Leave out any picture and return the remaining listing below exactly as given.

BEGIN DATA

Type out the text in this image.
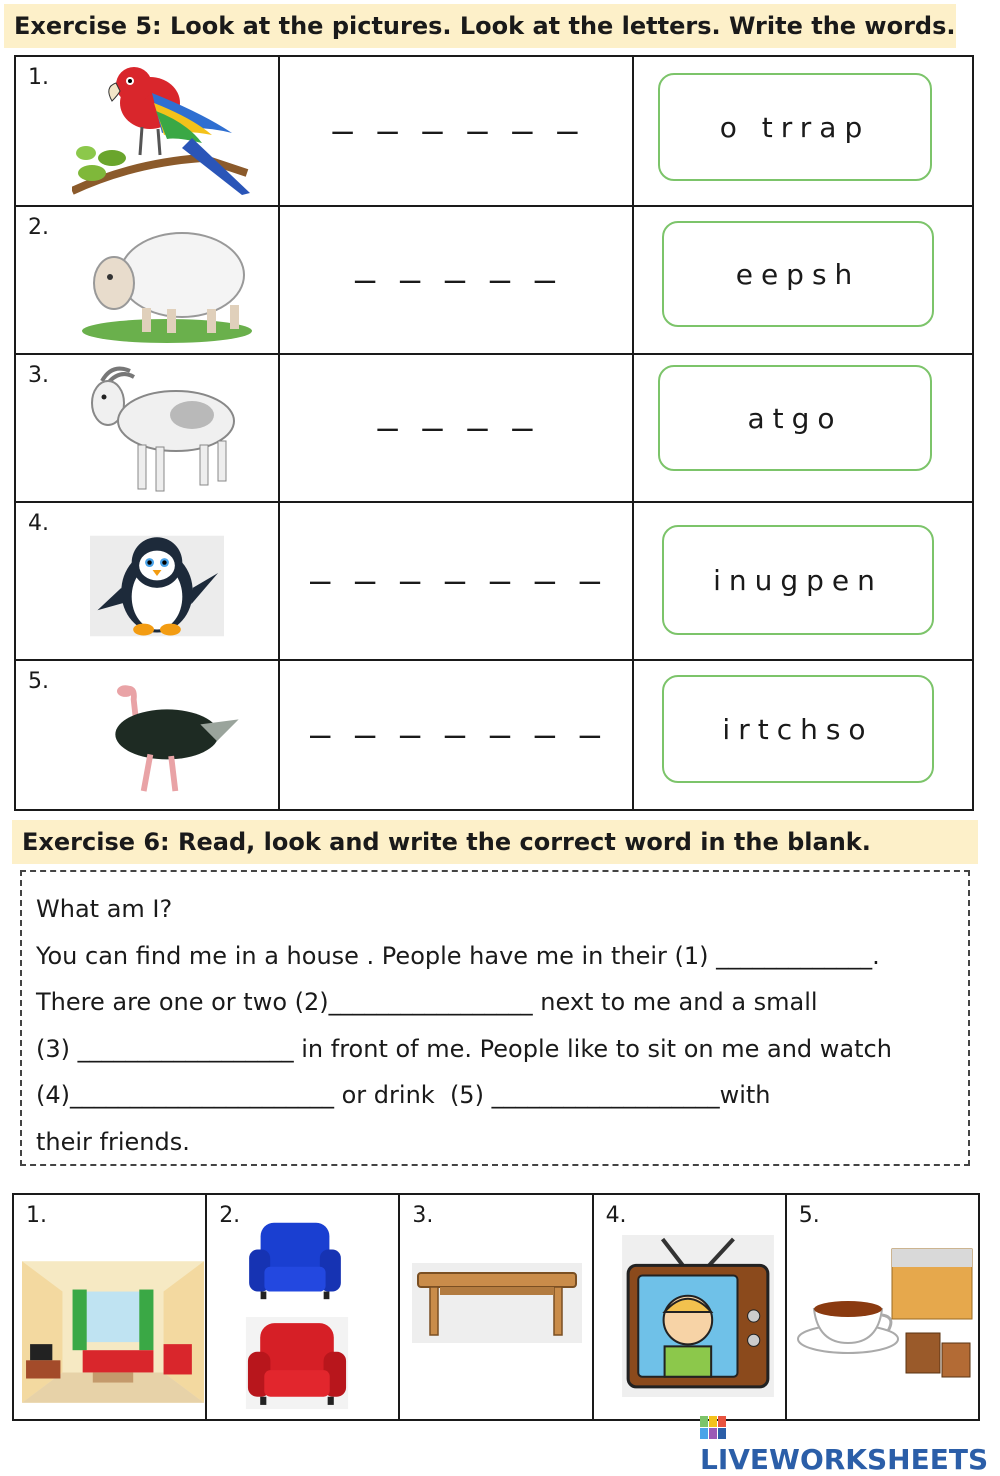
Exercise 5: Look at the pictures. Look at the letters. Write the words.
1.	– – – – – –	o trrap

2.	– – – – –	eepsh

3.	– – – –	atgo

4.	– – – – – – –	inugpen

5.	– – – – – – –	irtchso
Exercise 6: Read, look and write the correct word in the blank.

What am I?

You can find me in a house . People have me in their (1) _____________.

There are one or two (2)_________________ next to me and a small

(3) __________________ in front of me. People like to sit on me and watch

(4)______________________ or drink  (5) ___________________with

their friends.

1.	2.	3.	4.	5.
LIVEWORKSHEETS
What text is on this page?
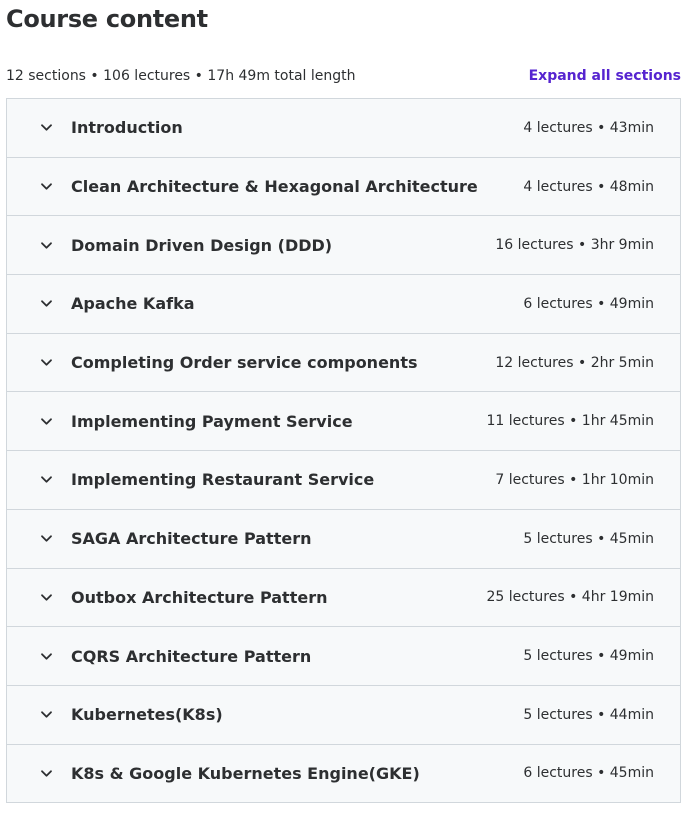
Course content
12 sections • 106 lectures • 17h 49m total length	Expand all sections
Introduction	4 lectures • 43min
Clean Architecture & Hexagonal Architecture	4 lectures • 48min
Domain Driven Design (DDD)	16 lectures • 3hr 9min
Apache Kafka	6 lectures • 49min
Completing Order service components	12 lectures • 2hr 5min
Implementing Payment Service	11 lectures • 1hr 45min
Implementing Restaurant Service	7 lectures • 1hr 10min
SAGA Architecture Pattern	5 lectures • 45min
Outbox Architecture Pattern	25 lectures • 4hr 19min
CQRS Architecture Pattern	5 lectures • 49min
Kubernetes(K8s)	5 lectures • 44min
K8s & Google Kubernetes Engine(GKE)	6 lectures • 45min
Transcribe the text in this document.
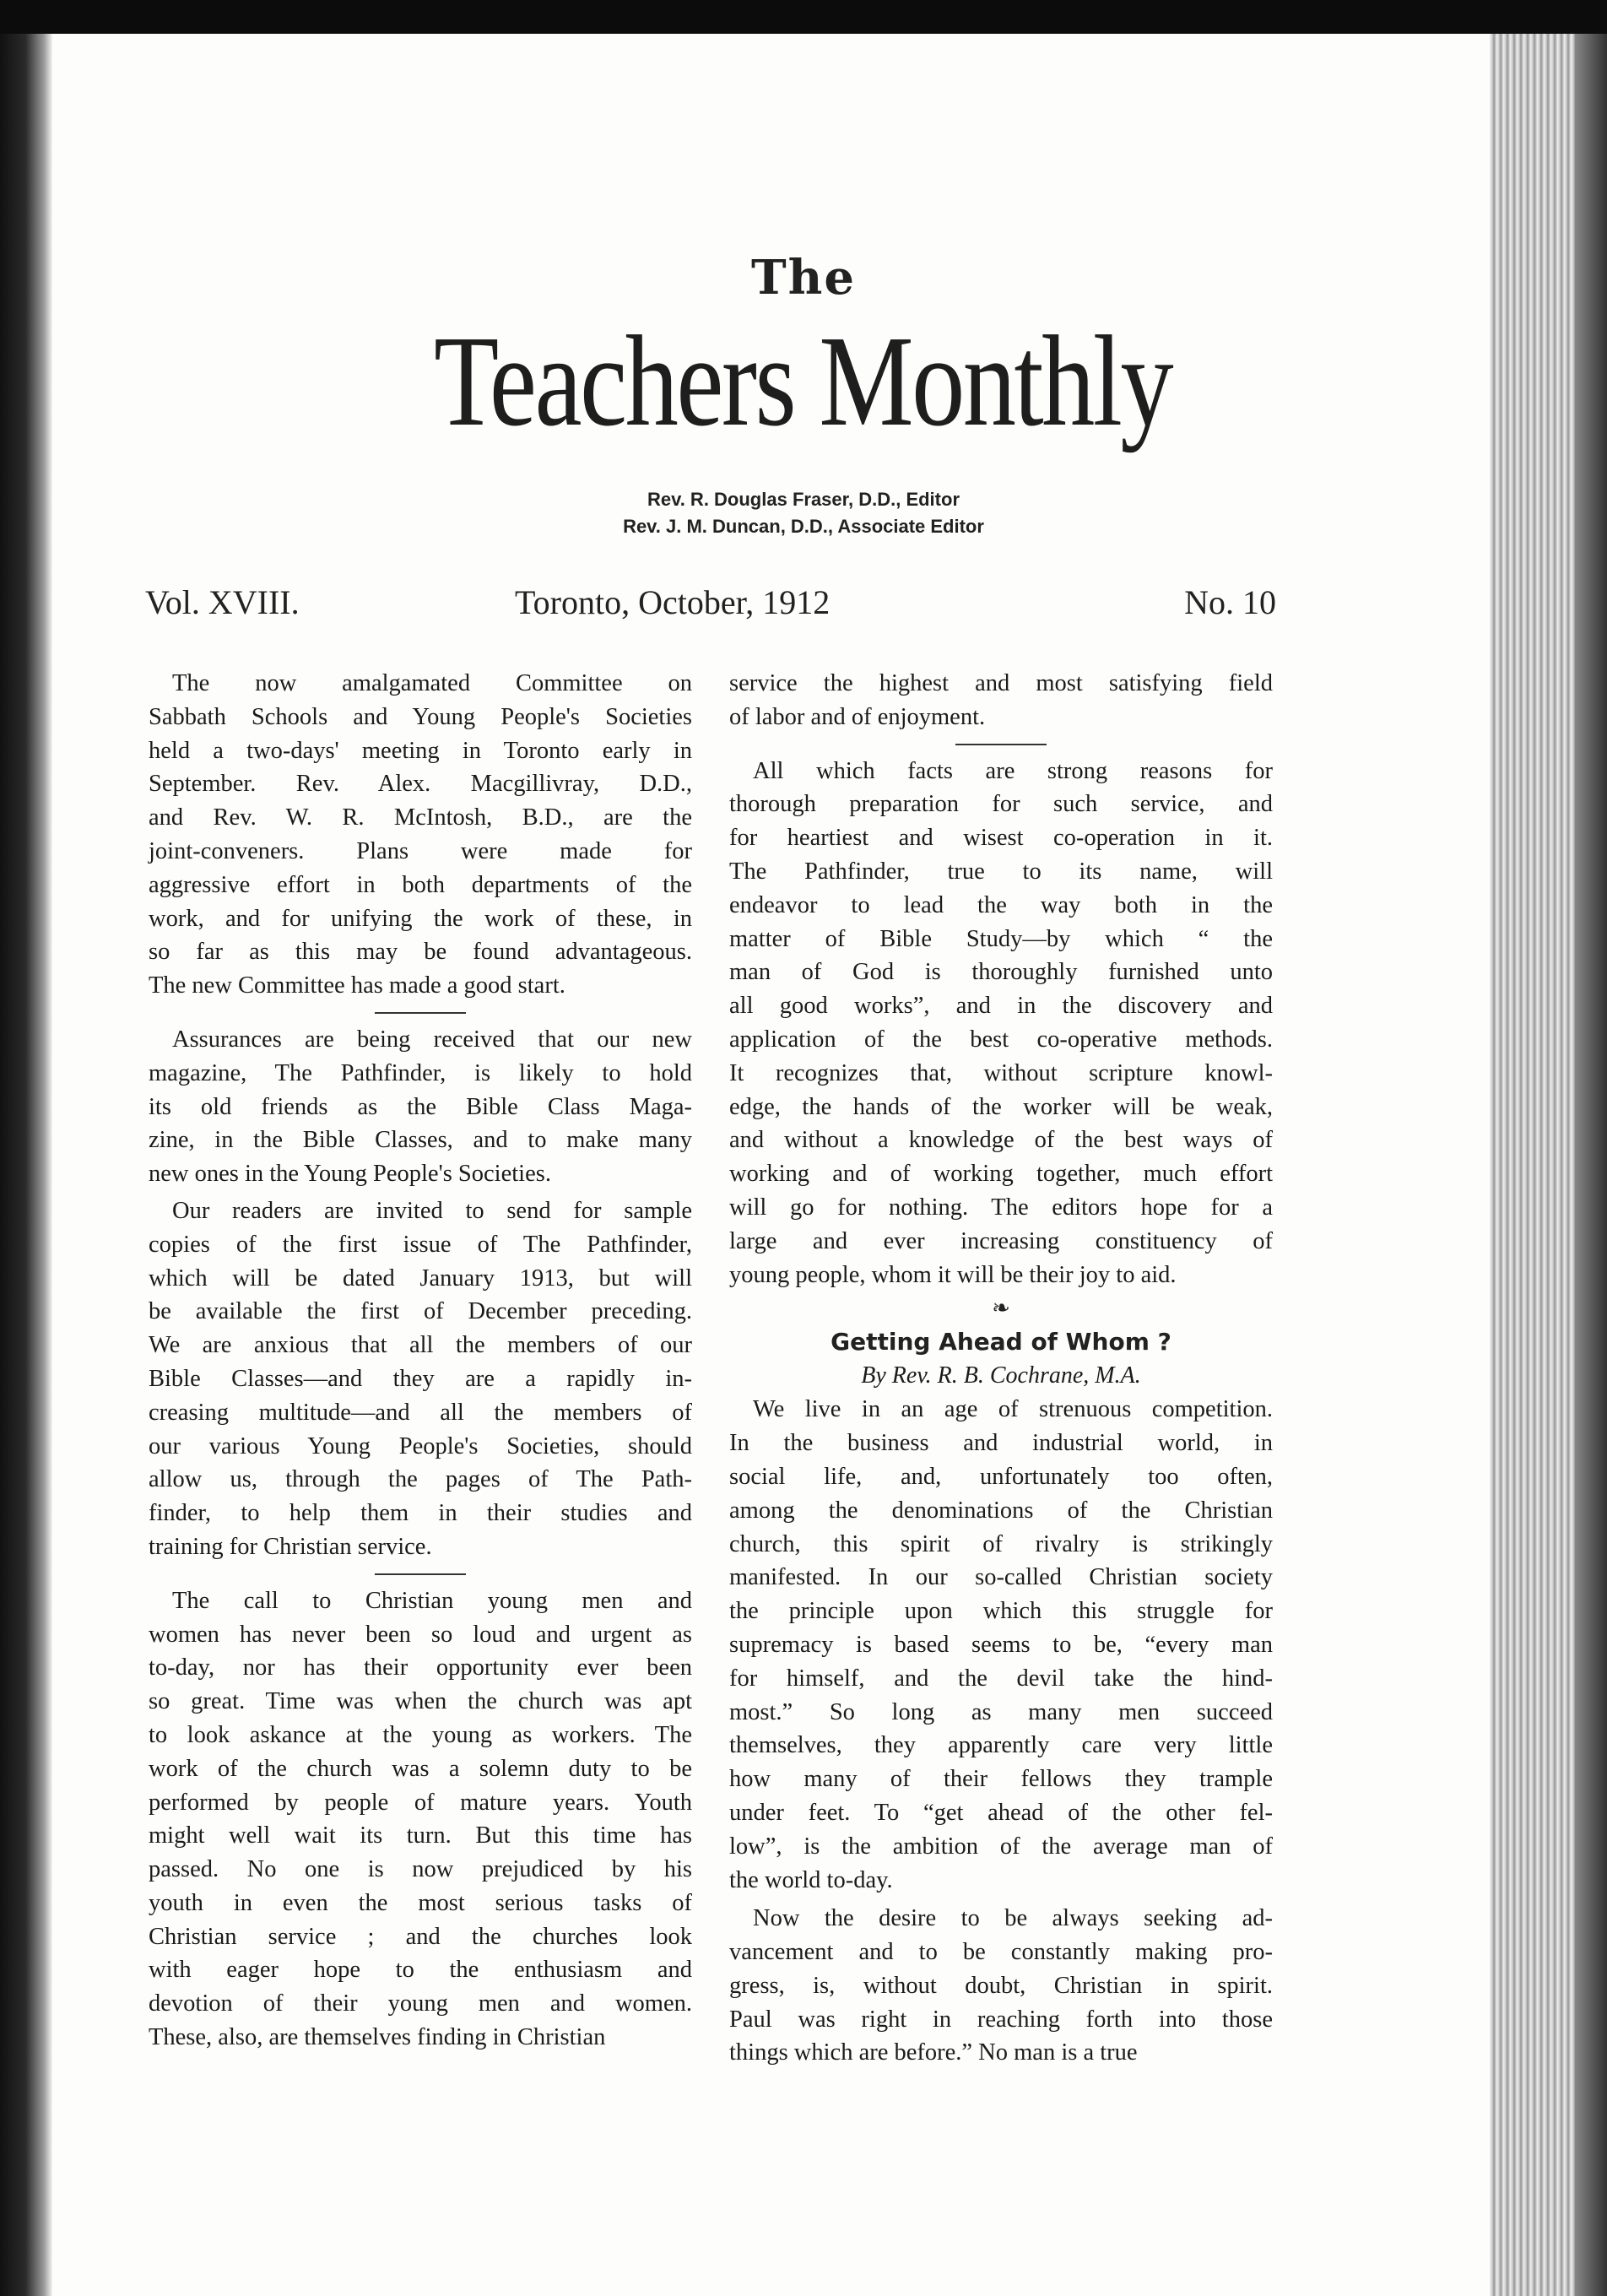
The
Teachers Monthly
Rev. R. Douglas Fraser, D.D., Editor
Rev. J. M. Duncan, D.D., Associate Editor
Vol. XVIII.	Toronto, October, 1912	No. 10
The now amalgamated Committee on
Sabbath Schools and Young People's Societies
held a two-days' meeting in Toronto early in
September. Rev. Alex. Macgillivray, D.D.,
and Rev. W. R. McIntosh, B.D., are the
joint-conveners. Plans were made for
aggressive effort in both departments of the
work, and for unifying the work of these, in
so far as this may be found advantageous.
The new Committee has made a good start.
Assurances are being received that our new
magazine, The Pathfinder, is likely to hold
its old friends as the Bible Class Maga-
zine, in the Bible Classes, and to make many
new ones in the Young People's Societies.
Our readers are invited to send for sample
copies of the first issue of The Pathfinder,
which will be dated January 1913, but will
be available the first of December preceding.
We are anxious that all the members of our
Bible Classes—and they are a rapidly in-
creasing multitude—and all the members of
our various Young People's Societies, should
allow us, through the pages of The Path-
finder, to help them in their studies and
training for Christian service.
The call to Christian young men and
women has never been so loud and urgent as
to-day, nor has their opportunity ever been
so great. Time was when the church was apt
to look askance at the young as workers. The
work of the church was a solemn duty to be
performed by people of mature years. Youth
might well wait its turn. But this time has
passed. No one is now prejudiced by his
youth in even the most serious tasks of
Christian service ; and the churches look
with eager hope to the enthusiasm and
devotion of their young men and women.
These, also, are themselves finding in Christian
service the highest and most satisfying field
of labor and of enjoyment.
All which facts are strong reasons for
thorough preparation for such service, and
for heartiest and wisest co-operation in it.
The Pathfinder, true to its name, will
endeavor to lead the way both in the
matter of Bible Study—by which “ the
man of God is thoroughly furnished unto
all good works”, and in the discovery and
application of the best co-operative methods.
It recognizes that, without scripture knowl-
edge, the hands of the worker will be weak,
and without a knowledge of the best ways of
working and of working together, much effort
will go for nothing. The editors hope for a
large and ever increasing constituency of
young people, whom it will be their joy to aid.
❧
Getting Ahead of Whom ?
By Rev. R. B. Cochrane, M.A.
We live in an age of strenuous competition.
In the business and industrial world, in
social life, and, unfortunately too often,
among the denominations of the Christian
church, this spirit of rivalry is strikingly
manifested. In our so-called Christian society
the principle upon which this struggle for
supremacy is based seems to be, “every man
for himself, and the devil take the hind-
most.” So long as many men succeed
themselves, they apparently care very little
how many of their fellows they trample
under feet. To “get ahead of the other fel-
low”, is the ambition of the average man of
the world to-day.
Now the desire to be always seeking ad-
vancement and to be constantly making pro-
gress, is, without doubt, Christian in spirit.
Paul was right in reaching forth into those
things which are before.” No man is a true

END DATA

CORRECT ANSWER:
Type out the text in this image.
Exercise 5: Look at the pictures. Look at the letters. Write the words.
1.	– – – – – –	o trrap

2.	– – – – –	eepsh

3.	– – – –	atgo

4.	– – – – – – –	inugpen

5.	– – – – – – –	irtchso
Exercise 6: Read, look and write the correct word in the blank.

What am I?

You can find me in a house . People have me in their (1) _____________.

There are one or two (2)_________________ next to me and a small

(3) __________________ in front of me. People like to sit on me and watch

(4)______________________ or drink  (5) ___________________with

their friends.

1.	2.	3.	4.	5.
LIVEWORKSHEETS
What text is on this page?
Course content
12 sections • 106 lectures • 17h 49m total length	Expand all sections
Introduction	4 lectures • 43min
Clean Architecture & Hexagonal Architecture	4 lectures • 48min
Domain Driven Design (DDD)	16 lectures • 3hr 9min
Apache Kafka	6 lectures • 49min
Completing Order service components	12 lectures • 2hr 5min
Implementing Payment Service	11 lectures • 1hr 45min
Implementing Restaurant Service	7 lectures • 1hr 10min
SAGA Architecture Pattern	5 lectures • 45min
Outbox Architecture Pattern	25 lectures • 4hr 19min
CQRS Architecture Pattern	5 lectures • 49min
Kubernetes(K8s)	5 lectures • 44min
K8s & Google Kubernetes Engine(GKE)	6 lectures • 45min
Transcribe the text in this document.
The
Teachers Monthly
Rev. R. Douglas Fraser, D.D., Editor
Rev. J. M. Duncan, D.D., Associate Editor
Vol. XVIII.	Toronto, October, 1912	No. 10
The now amalgamated Committee on
Sabbath Schools and Young People's Societies
held a two-days' meeting in Toronto early in
September. Rev. Alex. Macgillivray, D.D.,
and Rev. W. R. McIntosh, B.D., are the
joint-conveners. Plans were made for
aggressive effort in both departments of the
work, and for unifying the work of these, in
so far as this may be found advantageous.
The new Committee has made a good start.
Assurances are being received that our new
magazine, The Pathfinder, is likely to hold
its old friends as the Bible Class Maga-
zine, in the Bible Classes, and to make many
new ones in the Young People's Societies.
Our readers are invited to send for sample
copies of the first issue of The Pathfinder,
which will be dated January 1913, but will
be available the first of December preceding.
We are anxious that all the members of our
Bible Classes—and they are a rapidly in-
creasing multitude—and all the members of
our various Young People's Societies, should
allow us, through the pages of The Path-
finder, to help them in their studies and
training for Christian service.
The call to Christian young men and
women has never been so loud and urgent as
to-day, nor has their opportunity ever been
so great. Time was when the church was apt
to look askance at the young as workers. The
work of the church was a solemn duty to be
performed by people of mature years. Youth
might well wait its turn. But this time has
passed. No one is now prejudiced by his
youth in even the most serious tasks of
Christian service ; and the churches look
with eager hope to the enthusiasm and
devotion of their young men and women.
These, also, are themselves finding in Christian
service the highest and most satisfying field
of labor and of enjoyment.
All which facts are strong reasons for
thorough preparation for such service, and
for heartiest and wisest co-operation in it.
The Pathfinder, true to its name, will
endeavor to lead the way both in the
matter of Bible Study—by which “ the
man of God is thoroughly furnished unto
all good works”, and in the discovery and
application of the best co-operative methods.
It recognizes that, without scripture knowl-
edge, the hands of the worker will be weak,
and without a knowledge of the best ways of
working and of working together, much effort
will go for nothing. The editors hope for a
large and ever increasing constituency of
young people, whom it will be their joy to aid.
❧
Getting Ahead of Whom ?
By Rev. R. B. Cochrane, M.A.
We live in an age of strenuous competition.
In the business and industrial world, in
social life, and, unfortunately too often,
among the denominations of the Christian
church, this spirit of rivalry is strikingly
manifested. In our so-called Christian society
the principle upon which this struggle for
supremacy is based seems to be, “every man
for himself, and the devil take the hind-
most.” So long as many men succeed
themselves, they apparently care very little
how many of their fellows they trample
under feet. To “get ahead of the other fel-
low”, is the ambition of the average man of
the world to-day.
Now the desire to be always seeking ad-
vancement and to be constantly making pro-
gress, is, without doubt, Christian in spirit.
Paul was right in reaching forth into those
things which are before.” No man is a true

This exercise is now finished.